> EXERCISE
Reproduce all of the data exactly.

========================================================================

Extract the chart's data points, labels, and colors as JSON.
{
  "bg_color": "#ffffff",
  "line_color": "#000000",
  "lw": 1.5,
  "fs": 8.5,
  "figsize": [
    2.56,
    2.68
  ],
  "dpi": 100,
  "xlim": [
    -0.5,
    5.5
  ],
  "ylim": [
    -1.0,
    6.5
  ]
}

========================================================================

> CORRECT OUTPUT
Extract the chart's data points, labels, and colors as JSON.
{
  "bg_color": "#ffffff",
  "line_color": "#000000",
  "lw": 1.5,
  "fs": 8.5,
  "figsize": [
    2.56,
    2.68
  ],
  "dpi": 100,
  "xlim": [
    -0.5,
    5.5
  ],
  "ylim": [
    -1.0,
    6.5
  ]
}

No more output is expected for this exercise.